■ Task requirements ■
Copy out each line that mentions the word "darrera".
-.-.-
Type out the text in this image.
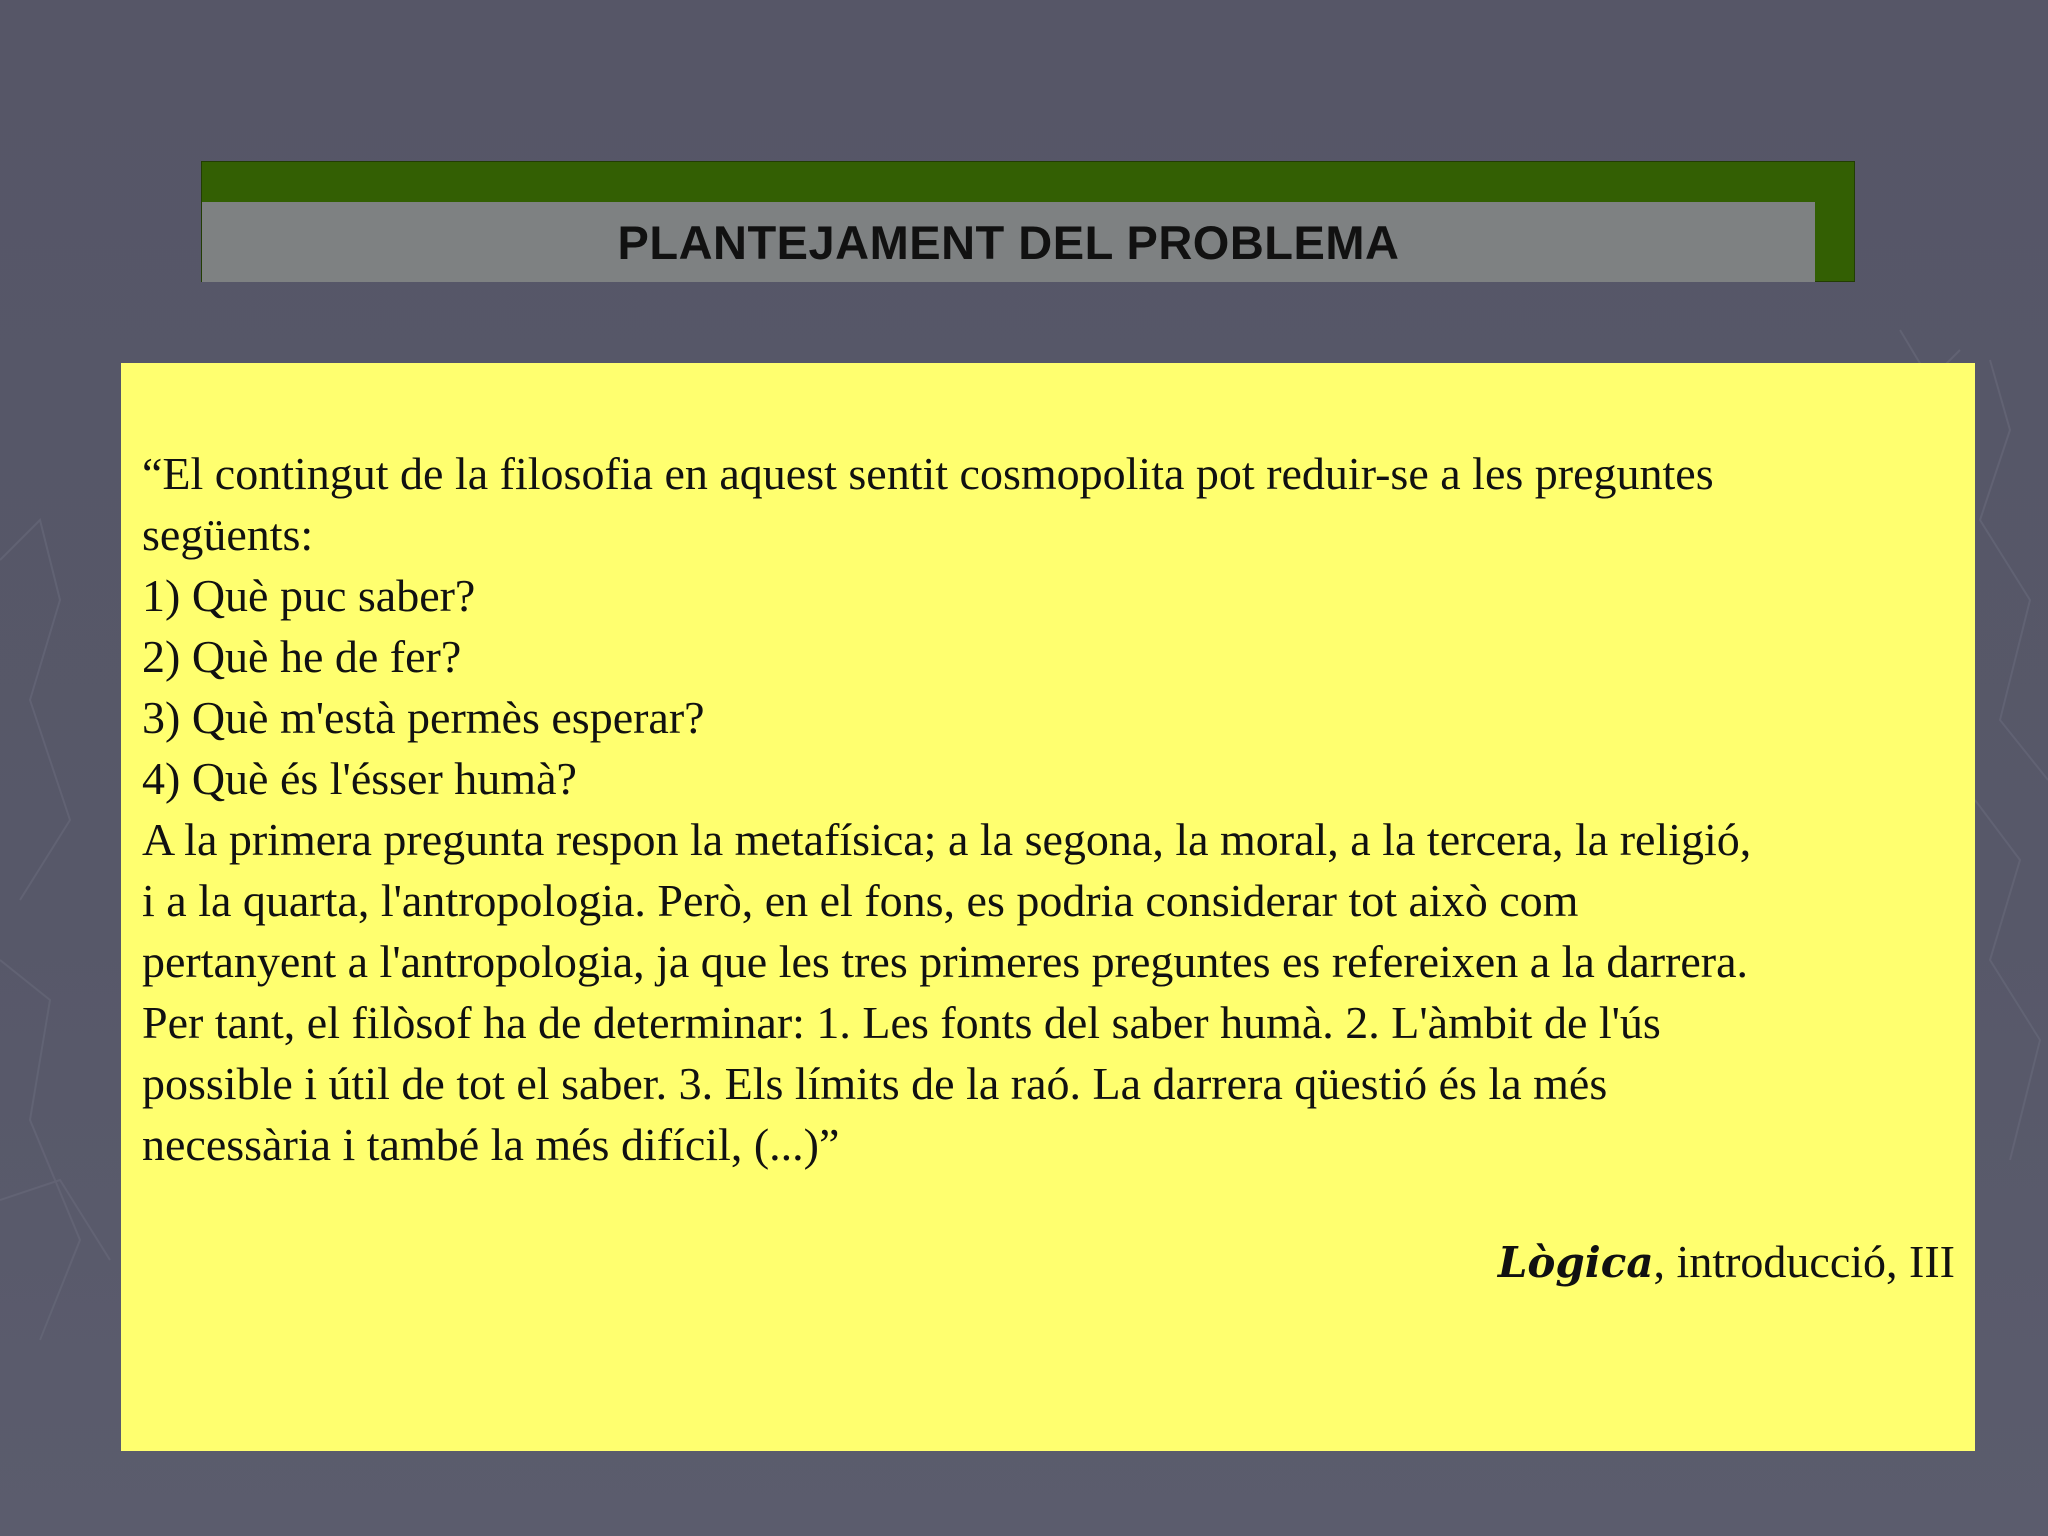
PLANTEJAMENT DEL PROBLEMA
“El contingut de la filosofia en aquest sentit cosmopolita pot reduir-se a les preguntes
següents:
1) Què puc saber?
2) Què he de fer?
3) Què m'està permès esperar?
4) Què és l'ésser humà?
A la primera pregunta respon la metafísica; a la segona, la moral, a la tercera, la religió,
i a la quarta, l'antropologia. Però, en el fons, es podria considerar tot això com
pertanyent a l'antropologia, ja que les tres primeres preguntes es refereixen a la darrera.
Per tant, el filòsof ha de determinar: 1. Les fonts del saber humà. 2. L'àmbit de l'ús
possible i útil de tot el saber. 3. Els límits de la raó. La darrera qüestió és la més
necessària i també la més difícil, (...)”
Lògica, introducció, III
-.-.-
■ Task response ■
pertanyent a l'antropologia, ja que les tres primeres preguntes es refereixen a la darrera.
possible i útil de tot el saber. 3. Els límits de la raó. La darrera qüestió és la més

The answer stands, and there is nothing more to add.